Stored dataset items

►

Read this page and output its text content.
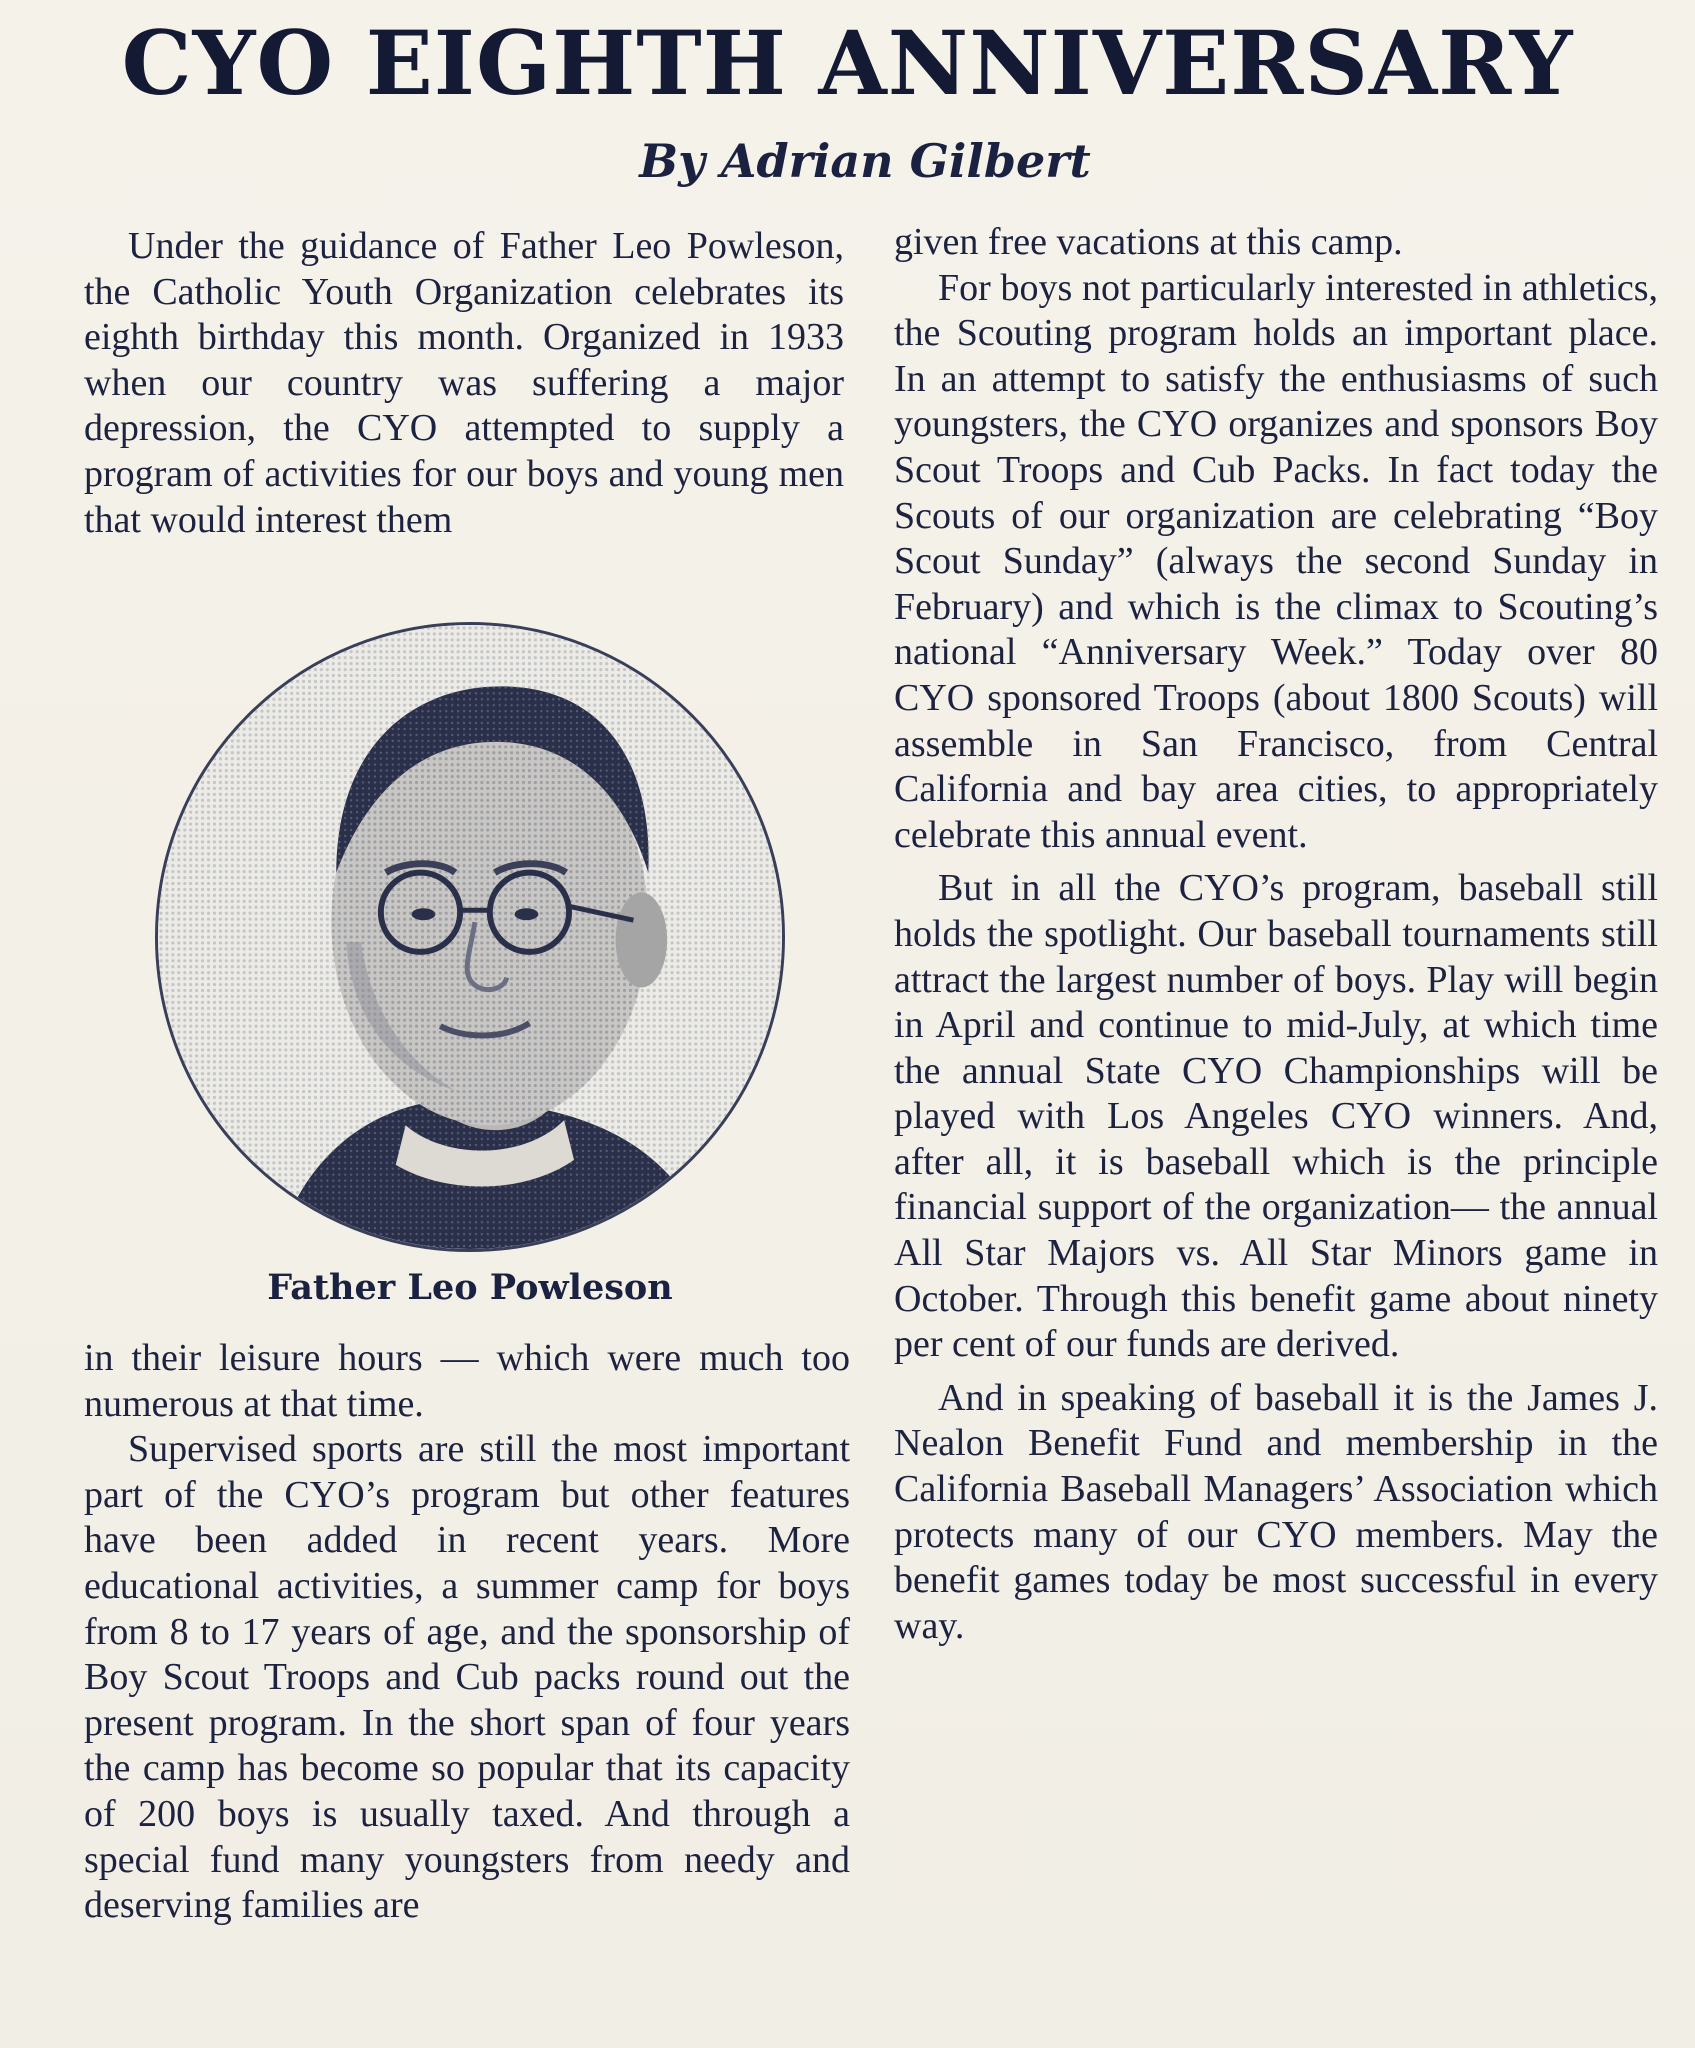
CYO EIGHTH ANNIVERSARY
By Adrian Gilbert

Under the guidance of Father Leo Powleson, the Catholic Youth Organization celebrates its eighth birthday this month. Organized in 1933 when our country was suffering a major depression, the CYO attempted to supply a program of activities for our boys and young men that would interest them

Father Leo Powleson

in their leisure hours — which were much too numerous at that time.

Supervised sports are still the most important part of the CYO’s program but other features have been added in recent years. More educational activities, a summer camp for boys from 8 to 17 years of age, and the sponsorship of Boy Scout Troops and Cub packs round out the present program. In the short span of four years the camp has become so popular that its capacity of 200 boys is usually taxed. And through a special fund many youngsters from needy and deserving families are

given free vacations at this camp.

For boys not particularly interested in athletics, the Scouting program holds an important place. In an attempt to satisfy the enthusiasms of such youngsters, the CYO organizes and sponsors Boy Scout Troops and Cub Packs. In fact today the Scouts of our organization are celebrating “Boy Scout Sunday” (always the second Sunday in February) and which is the climax to Scouting’s national “Anniversary Week.” Today over 80 CYO sponsored Troops (about 1800 Scouts) will assemble in San Francisco, from Central California and bay area cities, to appropriately celebrate this annual event.

But in all the CYO’s program, baseball still holds the spotlight. Our baseball tournaments still attract the largest number of boys. Play will begin in April and continue to mid-July, at which time the annual State CYO Championships will be played with Los Angeles CYO winners. And, after all, it is baseball which is the principle financial support of the organization— the annual All Star Majors vs. All Star Minors game in October. Through this benefit game about ninety per cent of our funds are derived.

And in speaking of baseball it is the James J. Nealon Benefit Fund and membership in the California Baseball Managers’ Association which protects many of our CYO members. May the benefit games today be most successful in every way.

◄

# [Stated problem]
Except for the pictures, copy the material above exactly.

# [Exercise response]
Read this page and output its text content.
CYO EIGHTH ANNIVERSARY
By Adrian Gilbert

Under the guidance of Father Leo Powleson, the Catholic Youth Organization celebrates its eighth birthday this month. Organized in 1933 when our country was suffering a major depression, the CYO attempted to supply a program of activities for our boys and young men that would interest them

Father Leo Powleson

in their leisure hours — which were much too numerous at that time.

Supervised sports are still the most important part of the CYO’s program but other features have been added in recent years. More educational activities, a summer camp for boys from 8 to 17 years of age, and the sponsorship of Boy Scout Troops and Cub packs round out the present program. In the short span of four years the camp has become so popular that its capacity of 200 boys is usually taxed. And through a special fund many youngsters from needy and deserving families are

given free vacations at this camp.

For boys not particularly interested in athletics, the Scouting program holds an important place. In an attempt to satisfy the enthusiasms of such youngsters, the CYO organizes and sponsors Boy Scout Troops and Cub Packs. In fact today the Scouts of our organization are celebrating “Boy Scout Sunday” (always the second Sunday in February) and which is the climax to Scouting’s national “Anniversary Week.” Today over 80 CYO sponsored Troops (about 1800 Scouts) will assemble in San Francisco, from Central California and bay area cities, to appropriately celebrate this annual event.

But in all the CYO’s program, baseball still holds the spotlight. Our baseball tournaments still attract the largest number of boys. Play will begin in April and continue to mid-July, at which time the annual State CYO Championships will be played with Los Angeles CYO winners. And, after all, it is baseball which is the principle financial support of the organization— the annual All Star Majors vs. All Star Minors game in October. Through this benefit game about ninety per cent of our funds are derived.

And in speaking of baseball it is the James J. Nealon Benefit Fund and membership in the California Baseball Managers’ Association which protects many of our CYO members. May the benefit games today be most successful in every way.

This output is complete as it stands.